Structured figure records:
+++++

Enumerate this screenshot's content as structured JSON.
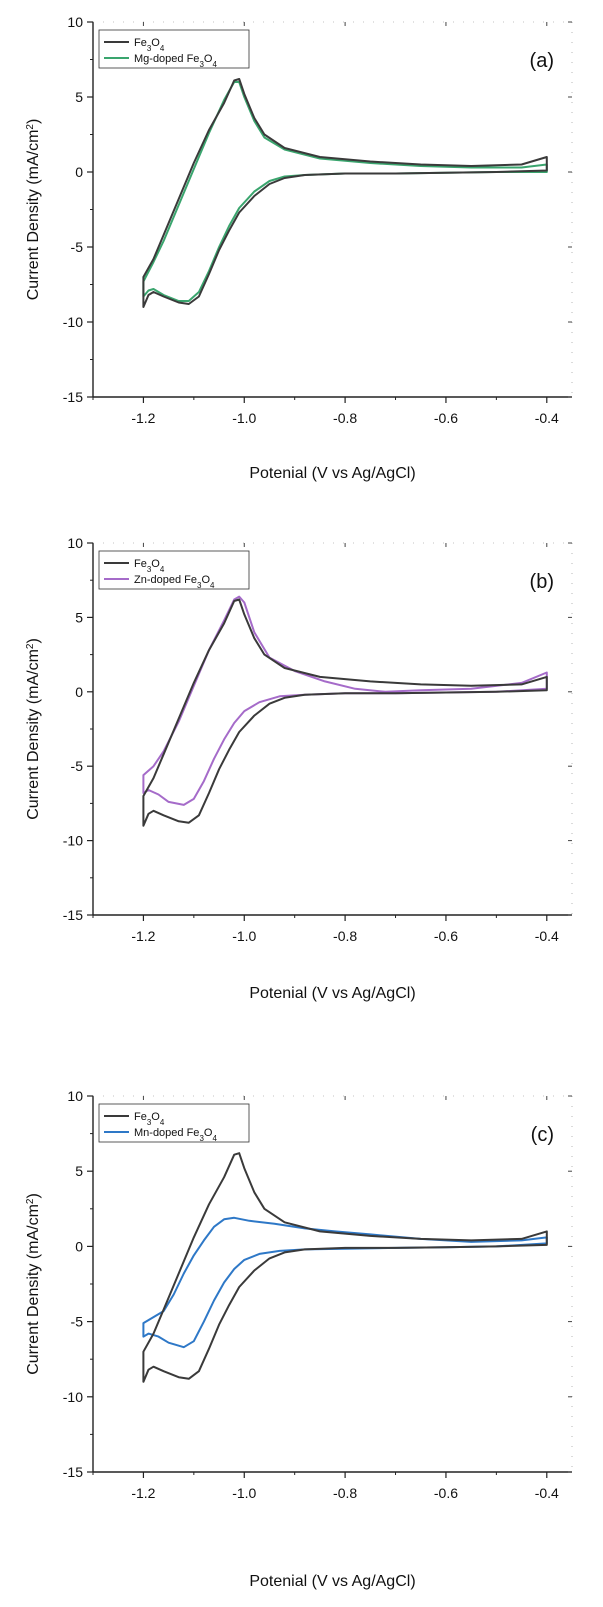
{
  "chart_data": [
    {
      "type": "line",
      "panel_label": "(a)",
      "xlabel": "Potenial (V vs Ag/AgCl)",
      "ylabel": "Current Density (mA/cm²)",
      "xlim": [
        -1.3,
        -0.35
      ],
      "ylim": [
        -15,
        10
      ],
      "xticks": [
        "-1.2",
        "-1.0",
        "-0.8",
        "-0.6",
        "-0.4"
      ],
      "yticks": [
        "10",
        "5",
        "0",
        "-5",
        "-10",
        "-15"
      ],
      "legend_position": "top-left",
      "series": [
        {
          "name": "Fe3O4",
          "color": "#3a3a3a",
          "points": [
            [
              -1.2,
              -9.0
            ],
            [
              -1.19,
              -8.2
            ],
            [
              -1.18,
              -8.0
            ],
            [
              -1.16,
              -8.3
            ],
            [
              -1.13,
              -8.7
            ],
            [
              -1.11,
              -8.8
            ],
            [
              -1.09,
              -8.3
            ],
            [
              -1.07,
              -6.8
            ],
            [
              -1.05,
              -5.2
            ],
            [
              -1.03,
              -3.9
            ],
            [
              -1.01,
              -2.7
            ],
            [
              -0.98,
              -1.6
            ],
            [
              -0.95,
              -0.8
            ],
            [
              -0.92,
              -0.4
            ],
            [
              -0.88,
              -0.2
            ],
            [
              -0.8,
              -0.1
            ],
            [
              -0.7,
              -0.1
            ],
            [
              -0.6,
              -0.05
            ],
            [
              -0.5,
              0.0
            ],
            [
              -0.4,
              0.1
            ],
            [
              -0.4,
              1.0
            ],
            [
              -0.45,
              0.5
            ],
            [
              -0.55,
              0.4
            ],
            [
              -0.65,
              0.5
            ],
            [
              -0.75,
              0.7
            ],
            [
              -0.85,
              1.0
            ],
            [
              -0.92,
              1.6
            ],
            [
              -0.96,
              2.5
            ],
            [
              -0.98,
              3.6
            ],
            [
              -1.0,
              5.2
            ],
            [
              -1.01,
              6.2
            ],
            [
              -1.02,
              6.1
            ],
            [
              -1.04,
              4.6
            ],
            [
              -1.07,
              2.8
            ],
            [
              -1.1,
              0.6
            ],
            [
              -1.13,
              -1.8
            ],
            [
              -1.16,
              -4.2
            ],
            [
              -1.18,
              -5.8
            ],
            [
              -1.2,
              -7.0
            ]
          ]
        },
        {
          "name": "Mg-doped Fe3O4",
          "color": "#3aa56e",
          "points": [
            [
              -1.2,
              -8.3
            ],
            [
              -1.19,
              -7.9
            ],
            [
              -1.18,
              -7.8
            ],
            [
              -1.16,
              -8.2
            ],
            [
              -1.13,
              -8.6
            ],
            [
              -1.11,
              -8.6
            ],
            [
              -1.09,
              -8.0
            ],
            [
              -1.07,
              -6.6
            ],
            [
              -1.05,
              -5.0
            ],
            [
              -1.03,
              -3.6
            ],
            [
              -1.01,
              -2.4
            ],
            [
              -0.98,
              -1.3
            ],
            [
              -0.95,
              -0.6
            ],
            [
              -0.92,
              -0.3
            ],
            [
              -0.88,
              -0.2
            ],
            [
              -0.8,
              -0.1
            ],
            [
              -0.7,
              -0.1
            ],
            [
              -0.6,
              -0.05
            ],
            [
              -0.5,
              0.0
            ],
            [
              -0.4,
              0.0
            ],
            [
              -0.4,
              0.5
            ],
            [
              -0.45,
              0.3
            ],
            [
              -0.55,
              0.3
            ],
            [
              -0.65,
              0.4
            ],
            [
              -0.75,
              0.6
            ],
            [
              -0.85,
              0.9
            ],
            [
              -0.92,
              1.5
            ],
            [
              -0.96,
              2.3
            ],
            [
              -0.98,
              3.4
            ],
            [
              -1.0,
              5.0
            ],
            [
              -1.01,
              6.0
            ],
            [
              -1.02,
              6.0
            ],
            [
              -1.04,
              4.8
            ],
            [
              -1.07,
              2.6
            ],
            [
              -1.1,
              0.2
            ],
            [
              -1.13,
              -2.2
            ],
            [
              -1.16,
              -4.6
            ],
            [
              -1.18,
              -6.0
            ],
            [
              -1.2,
              -7.3
            ]
          ]
        }
      ]
    },
    {
      "type": "line",
      "panel_label": "(b)",
      "xlabel": "Potenial (V vs Ag/AgCl)",
      "ylabel": "Current Density (mA/cm²)",
      "xlim": [
        -1.3,
        -0.35
      ],
      "ylim": [
        -15,
        10
      ],
      "xticks": [
        "-1.2",
        "-1.0",
        "-0.8",
        "-0.6",
        "-0.4"
      ],
      "yticks": [
        "10",
        "5",
        "0",
        "-5",
        "-10",
        "-15"
      ],
      "legend_position": "top-left",
      "series": [
        {
          "name": "Fe3O4",
          "color": "#3a3a3a",
          "points": [
            [
              -1.2,
              -9.0
            ],
            [
              -1.19,
              -8.2
            ],
            [
              -1.18,
              -8.0
            ],
            [
              -1.16,
              -8.3
            ],
            [
              -1.13,
              -8.7
            ],
            [
              -1.11,
              -8.8
            ],
            [
              -1.09,
              -8.3
            ],
            [
              -1.07,
              -6.8
            ],
            [
              -1.05,
              -5.2
            ],
            [
              -1.03,
              -3.9
            ],
            [
              -1.01,
              -2.7
            ],
            [
              -0.98,
              -1.6
            ],
            [
              -0.95,
              -0.8
            ],
            [
              -0.92,
              -0.4
            ],
            [
              -0.88,
              -0.2
            ],
            [
              -0.8,
              -0.1
            ],
            [
              -0.7,
              -0.1
            ],
            [
              -0.6,
              -0.05
            ],
            [
              -0.5,
              0.0
            ],
            [
              -0.4,
              0.1
            ],
            [
              -0.4,
              1.0
            ],
            [
              -0.45,
              0.5
            ],
            [
              -0.55,
              0.4
            ],
            [
              -0.65,
              0.5
            ],
            [
              -0.75,
              0.7
            ],
            [
              -0.85,
              1.0
            ],
            [
              -0.92,
              1.6
            ],
            [
              -0.96,
              2.5
            ],
            [
              -0.98,
              3.6
            ],
            [
              -1.0,
              5.2
            ],
            [
              -1.01,
              6.2
            ],
            [
              -1.02,
              6.1
            ],
            [
              -1.04,
              4.6
            ],
            [
              -1.07,
              2.8
            ],
            [
              -1.1,
              0.6
            ],
            [
              -1.13,
              -1.8
            ],
            [
              -1.16,
              -4.2
            ],
            [
              -1.18,
              -5.8
            ],
            [
              -1.2,
              -7.0
            ]
          ]
        },
        {
          "name": "Zn-doped Fe3O4",
          "color": "#a56bc9",
          "points": [
            [
              -1.2,
              -6.8
            ],
            [
              -1.19,
              -6.6
            ],
            [
              -1.17,
              -6.9
            ],
            [
              -1.15,
              -7.4
            ],
            [
              -1.12,
              -7.6
            ],
            [
              -1.1,
              -7.2
            ],
            [
              -1.08,
              -6.0
            ],
            [
              -1.06,
              -4.5
            ],
            [
              -1.04,
              -3.2
            ],
            [
              -1.02,
              -2.1
            ],
            [
              -1.0,
              -1.3
            ],
            [
              -0.97,
              -0.7
            ],
            [
              -0.93,
              -0.3
            ],
            [
              -0.88,
              -0.2
            ],
            [
              -0.8,
              -0.1
            ],
            [
              -0.7,
              -0.1
            ],
            [
              -0.6,
              -0.05
            ],
            [
              -0.5,
              0.0
            ],
            [
              -0.4,
              0.2
            ],
            [
              -0.4,
              1.3
            ],
            [
              -0.45,
              0.6
            ],
            [
              -0.55,
              0.2
            ],
            [
              -0.65,
              0.1
            ],
            [
              -0.72,
              0.0
            ],
            [
              -0.78,
              0.2
            ],
            [
              -0.84,
              0.7
            ],
            [
              -0.9,
              1.4
            ],
            [
              -0.95,
              2.3
            ],
            [
              -0.98,
              4.0
            ],
            [
              -1.0,
              6.0
            ],
            [
              -1.01,
              6.4
            ],
            [
              -1.02,
              6.2
            ],
            [
              -1.04,
              4.8
            ],
            [
              -1.07,
              2.8
            ],
            [
              -1.1,
              0.4
            ],
            [
              -1.13,
              -2.0
            ],
            [
              -1.16,
              -4.0
            ],
            [
              -1.18,
              -5.0
            ],
            [
              -1.2,
              -5.6
            ]
          ]
        }
      ]
    },
    {
      "type": "line",
      "panel_label": "(c)",
      "xlabel": "Potenial (V vs Ag/AgCl)",
      "ylabel": "Current Density (mA/cm²)",
      "xlim": [
        -1.3,
        -0.35
      ],
      "ylim": [
        -15,
        10
      ],
      "xticks": [
        "-1.2",
        "-1.0",
        "-0.8",
        "-0.6",
        "-0.4"
      ],
      "yticks": [
        "10",
        "5",
        "0",
        "-5",
        "-10",
        "-15"
      ],
      "legend_position": "top-left",
      "series": [
        {
          "name": "Fe3O4",
          "color": "#3a3a3a",
          "points": [
            [
              -1.2,
              -9.0
            ],
            [
              -1.19,
              -8.2
            ],
            [
              -1.18,
              -8.0
            ],
            [
              -1.16,
              -8.3
            ],
            [
              -1.13,
              -8.7
            ],
            [
              -1.11,
              -8.8
            ],
            [
              -1.09,
              -8.3
            ],
            [
              -1.07,
              -6.8
            ],
            [
              -1.05,
              -5.2
            ],
            [
              -1.03,
              -3.9
            ],
            [
              -1.01,
              -2.7
            ],
            [
              -0.98,
              -1.6
            ],
            [
              -0.95,
              -0.8
            ],
            [
              -0.92,
              -0.4
            ],
            [
              -0.88,
              -0.2
            ],
            [
              -0.8,
              -0.1
            ],
            [
              -0.7,
              -0.1
            ],
            [
              -0.6,
              -0.05
            ],
            [
              -0.5,
              0.0
            ],
            [
              -0.4,
              0.1
            ],
            [
              -0.4,
              1.0
            ],
            [
              -0.45,
              0.5
            ],
            [
              -0.55,
              0.4
            ],
            [
              -0.65,
              0.5
            ],
            [
              -0.75,
              0.7
            ],
            [
              -0.85,
              1.0
            ],
            [
              -0.92,
              1.6
            ],
            [
              -0.96,
              2.5
            ],
            [
              -0.98,
              3.6
            ],
            [
              -1.0,
              5.2
            ],
            [
              -1.01,
              6.2
            ],
            [
              -1.02,
              6.1
            ],
            [
              -1.04,
              4.6
            ],
            [
              -1.07,
              2.8
            ],
            [
              -1.1,
              0.6
            ],
            [
              -1.13,
              -1.8
            ],
            [
              -1.16,
              -4.2
            ],
            [
              -1.18,
              -5.8
            ],
            [
              -1.2,
              -7.0
            ]
          ]
        },
        {
          "name": "Mn-doped Fe3O4",
          "color": "#2e78c7",
          "points": [
            [
              -1.2,
              -6.0
            ],
            [
              -1.19,
              -5.8
            ],
            [
              -1.17,
              -6.0
            ],
            [
              -1.15,
              -6.4
            ],
            [
              -1.12,
              -6.7
            ],
            [
              -1.1,
              -6.3
            ],
            [
              -1.08,
              -5.0
            ],
            [
              -1.06,
              -3.6
            ],
            [
              -1.04,
              -2.4
            ],
            [
              -1.02,
              -1.5
            ],
            [
              -1.0,
              -0.9
            ],
            [
              -0.97,
              -0.5
            ],
            [
              -0.93,
              -0.3
            ],
            [
              -0.88,
              -0.2
            ],
            [
              -0.8,
              -0.15
            ],
            [
              -0.7,
              -0.1
            ],
            [
              -0.6,
              -0.05
            ],
            [
              -0.5,
              0.0
            ],
            [
              -0.4,
              0.2
            ],
            [
              -0.4,
              0.6
            ],
            [
              -0.45,
              0.4
            ],
            [
              -0.55,
              0.3
            ],
            [
              -0.65,
              0.5
            ],
            [
              -0.75,
              0.8
            ],
            [
              -0.82,
              1.0
            ],
            [
              -0.88,
              1.2
            ],
            [
              -0.94,
              1.5
            ],
            [
              -0.99,
              1.7
            ],
            [
              -1.02,
              1.9
            ],
            [
              -1.04,
              1.8
            ],
            [
              -1.06,
              1.3
            ],
            [
              -1.08,
              0.4
            ],
            [
              -1.1,
              -0.6
            ],
            [
              -1.12,
              -1.8
            ],
            [
              -1.14,
              -3.2
            ],
            [
              -1.16,
              -4.3
            ],
            [
              -1.18,
              -4.7
            ],
            [
              -1.2,
              -5.1
            ]
          ]
        }
      ]
    }
  ]
}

+++++

# JOB
Examine the records and pull out every line where the string "doped" occurs.

# REPLY TO THE TASK
          "name": "Mg-doped Fe3O4",
          "name": "Zn-doped Fe3O4",
          "name": "Mn-doped Fe3O4",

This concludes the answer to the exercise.